(Directions for this task): All records are to be retyped faithfully and completely.

[start]

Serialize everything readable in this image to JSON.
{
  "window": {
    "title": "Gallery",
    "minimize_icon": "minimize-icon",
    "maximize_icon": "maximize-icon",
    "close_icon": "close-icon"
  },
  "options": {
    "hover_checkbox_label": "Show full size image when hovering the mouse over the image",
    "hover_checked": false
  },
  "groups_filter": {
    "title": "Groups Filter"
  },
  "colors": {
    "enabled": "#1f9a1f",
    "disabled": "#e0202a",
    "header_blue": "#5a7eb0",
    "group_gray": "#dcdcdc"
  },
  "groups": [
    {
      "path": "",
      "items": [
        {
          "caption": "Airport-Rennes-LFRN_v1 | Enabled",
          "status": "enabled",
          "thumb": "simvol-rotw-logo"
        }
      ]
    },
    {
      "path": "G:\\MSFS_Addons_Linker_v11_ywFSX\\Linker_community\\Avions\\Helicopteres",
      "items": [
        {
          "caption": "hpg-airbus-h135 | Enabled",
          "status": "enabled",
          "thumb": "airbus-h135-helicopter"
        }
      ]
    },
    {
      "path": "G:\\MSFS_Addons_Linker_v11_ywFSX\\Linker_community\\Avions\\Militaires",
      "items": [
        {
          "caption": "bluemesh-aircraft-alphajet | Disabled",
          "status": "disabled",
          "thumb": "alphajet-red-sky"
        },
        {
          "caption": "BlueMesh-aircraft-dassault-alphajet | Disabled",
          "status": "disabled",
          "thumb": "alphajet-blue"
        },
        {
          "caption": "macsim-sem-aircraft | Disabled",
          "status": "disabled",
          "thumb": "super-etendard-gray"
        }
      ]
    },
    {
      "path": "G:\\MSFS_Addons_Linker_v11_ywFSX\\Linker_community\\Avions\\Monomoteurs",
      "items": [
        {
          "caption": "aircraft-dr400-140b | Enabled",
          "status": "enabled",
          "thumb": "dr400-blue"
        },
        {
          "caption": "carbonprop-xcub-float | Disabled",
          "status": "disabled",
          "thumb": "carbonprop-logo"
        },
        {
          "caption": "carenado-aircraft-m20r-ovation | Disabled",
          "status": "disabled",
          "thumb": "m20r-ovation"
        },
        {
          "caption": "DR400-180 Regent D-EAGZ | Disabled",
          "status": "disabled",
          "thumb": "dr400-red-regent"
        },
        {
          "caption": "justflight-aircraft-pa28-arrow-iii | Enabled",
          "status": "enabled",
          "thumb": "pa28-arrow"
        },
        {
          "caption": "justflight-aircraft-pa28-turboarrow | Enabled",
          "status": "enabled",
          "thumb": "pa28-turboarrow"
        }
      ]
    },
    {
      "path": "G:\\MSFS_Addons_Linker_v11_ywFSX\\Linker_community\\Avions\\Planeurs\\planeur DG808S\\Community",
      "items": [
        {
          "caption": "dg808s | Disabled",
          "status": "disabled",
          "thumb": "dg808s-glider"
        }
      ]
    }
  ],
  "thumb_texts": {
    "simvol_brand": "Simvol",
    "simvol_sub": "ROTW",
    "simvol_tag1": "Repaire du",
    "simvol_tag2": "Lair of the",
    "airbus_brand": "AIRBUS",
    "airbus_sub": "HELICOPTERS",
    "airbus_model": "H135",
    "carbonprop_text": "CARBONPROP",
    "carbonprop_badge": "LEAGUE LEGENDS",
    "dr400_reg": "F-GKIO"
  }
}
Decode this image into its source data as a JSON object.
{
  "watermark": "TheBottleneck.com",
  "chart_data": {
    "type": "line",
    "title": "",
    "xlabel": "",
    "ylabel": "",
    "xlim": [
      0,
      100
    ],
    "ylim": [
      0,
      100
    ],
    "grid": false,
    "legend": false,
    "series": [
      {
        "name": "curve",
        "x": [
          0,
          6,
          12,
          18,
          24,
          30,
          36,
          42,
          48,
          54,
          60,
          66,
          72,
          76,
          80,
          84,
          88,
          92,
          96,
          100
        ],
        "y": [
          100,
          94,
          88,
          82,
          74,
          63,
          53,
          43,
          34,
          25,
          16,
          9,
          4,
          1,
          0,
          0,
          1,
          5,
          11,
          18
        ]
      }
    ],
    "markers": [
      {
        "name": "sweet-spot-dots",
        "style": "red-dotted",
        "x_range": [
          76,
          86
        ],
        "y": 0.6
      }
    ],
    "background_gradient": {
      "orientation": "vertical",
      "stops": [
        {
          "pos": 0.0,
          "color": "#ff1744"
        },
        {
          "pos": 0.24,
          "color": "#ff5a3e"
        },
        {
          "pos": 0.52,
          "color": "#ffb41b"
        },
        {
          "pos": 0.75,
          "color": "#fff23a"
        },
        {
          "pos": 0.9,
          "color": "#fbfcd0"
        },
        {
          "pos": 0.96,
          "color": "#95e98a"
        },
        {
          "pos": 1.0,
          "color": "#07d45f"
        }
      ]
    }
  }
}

[end]

(Solution for this task):
Serialize everything readable in this image to JSON.
{
  "window": {
    "title": "Gallery",
    "minimize_icon": "minimize-icon",
    "maximize_icon": "maximize-icon",
    "close_icon": "close-icon"
  },
  "options": {
    "hover_checkbox_label": "Show full size image when hovering the mouse over the image",
    "hover_checked": false
  },
  "groups_filter": {
    "title": "Groups Filter"
  },
  "colors": {
    "enabled": "#1f9a1f",
    "disabled": "#e0202a",
    "header_blue": "#5a7eb0",
    "group_gray": "#dcdcdc"
  },
  "groups": [
    {
      "path": "",
      "items": [
        {
          "caption": "Airport-Rennes-LFRN_v1 | Enabled",
          "status": "enabled",
          "thumb": "simvol-rotw-logo"
        }
      ]
    },
    {
      "path": "G:\\MSFS_Addons_Linker_v11_ywFSX\\Linker_community\\Avions\\Helicopteres",
      "items": [
        {
          "caption": "hpg-airbus-h135 | Enabled",
          "status": "enabled",
          "thumb": "airbus-h135-helicopter"
        }
      ]
    },
    {
      "path": "G:\\MSFS_Addons_Linker_v11_ywFSX\\Linker_community\\Avions\\Militaires",
      "items": [
        {
          "caption": "bluemesh-aircraft-alphajet | Disabled",
          "status": "disabled",
          "thumb": "alphajet-red-sky"
        },
        {
          "caption": "BlueMesh-aircraft-dassault-alphajet | Disabled",
          "status": "disabled",
          "thumb": "alphajet-blue"
        },
        {
          "caption": "macsim-sem-aircraft | Disabled",
          "status": "disabled",
          "thumb": "super-etendard-gray"
        }
      ]
    },
    {
      "path": "G:\\MSFS_Addons_Linker_v11_ywFSX\\Linker_community\\Avions\\Monomoteurs",
      "items": [
        {
          "caption": "aircraft-dr400-140b | Enabled",
          "status": "enabled",
          "thumb": "dr400-blue"
        },
        {
          "caption": "carbonprop-xcub-float | Disabled",
          "status": "disabled",
          "thumb": "carbonprop-logo"
        },
        {
          "caption": "carenado-aircraft-m20r-ovation | Disabled",
          "status": "disabled",
          "thumb": "m20r-ovation"
        },
        {
          "caption": "DR400-180 Regent D-EAGZ | Disabled",
          "status": "disabled",
          "thumb": "dr400-red-regent"
        },
        {
          "caption": "justflight-aircraft-pa28-arrow-iii | Enabled",
          "status": "enabled",
          "thumb": "pa28-arrow"
        },
        {
          "caption": "justflight-aircraft-pa28-turboarrow | Enabled",
          "status": "enabled",
          "thumb": "pa28-turboarrow"
        }
      ]
    },
    {
      "path": "G:\\MSFS_Addons_Linker_v11_ywFSX\\Linker_community\\Avions\\Planeurs\\planeur DG808S\\Community",
      "items": [
        {
          "caption": "dg808s | Disabled",
          "status": "disabled",
          "thumb": "dg808s-glider"
        }
      ]
    }
  ],
  "thumb_texts": {
    "simvol_brand": "Simvol",
    "simvol_sub": "ROTW",
    "simvol_tag1": "Repaire du",
    "simvol_tag2": "Lair of the",
    "airbus_brand": "AIRBUS",
    "airbus_sub": "HELICOPTERS",
    "airbus_model": "H135",
    "carbonprop_text": "CARBONPROP",
    "carbonprop_badge": "LEAGUE LEGENDS",
    "dr400_reg": "F-GKIO"
  }
}
Decode this image into its source data as a JSON object.
{
  "watermark": "TheBottleneck.com",
  "chart_data": {
    "type": "line",
    "title": "",
    "xlabel": "",
    "ylabel": "",
    "xlim": [
      0,
      100
    ],
    "ylim": [
      0,
      100
    ],
    "grid": false,
    "legend": false,
    "series": [
      {
        "name": "curve",
        "x": [
          0,
          6,
          12,
          18,
          24,
          30,
          36,
          42,
          48,
          54,
          60,
          66,
          72,
          76,
          80,
          84,
          88,
          92,
          96,
          100
        ],
        "y": [
          100,
          94,
          88,
          82,
          74,
          63,
          53,
          43,
          34,
          25,
          16,
          9,
          4,
          1,
          0,
          0,
          1,
          5,
          11,
          18
        ]
      }
    ],
    "markers": [
      {
        "name": "sweet-spot-dots",
        "style": "red-dotted",
        "x_range": [
          76,
          86
        ],
        "y": 0.6
      }
    ],
    "background_gradient": {
      "orientation": "vertical",
      "stops": [
        {
          "pos": 0.0,
          "color": "#ff1744"
        },
        {
          "pos": 0.24,
          "color": "#ff5a3e"
        },
        {
          "pos": 0.52,
          "color": "#ffb41b"
        },
        {
          "pos": 0.75,
          "color": "#fff23a"
        },
        {
          "pos": 0.9,
          "color": "#fbfcd0"
        },
        {
          "pos": 0.96,
          "color": "#95e98a"
        },
        {
          "pos": 1.0,
          "color": "#07d45f"
        }
      ]
    }
  }
}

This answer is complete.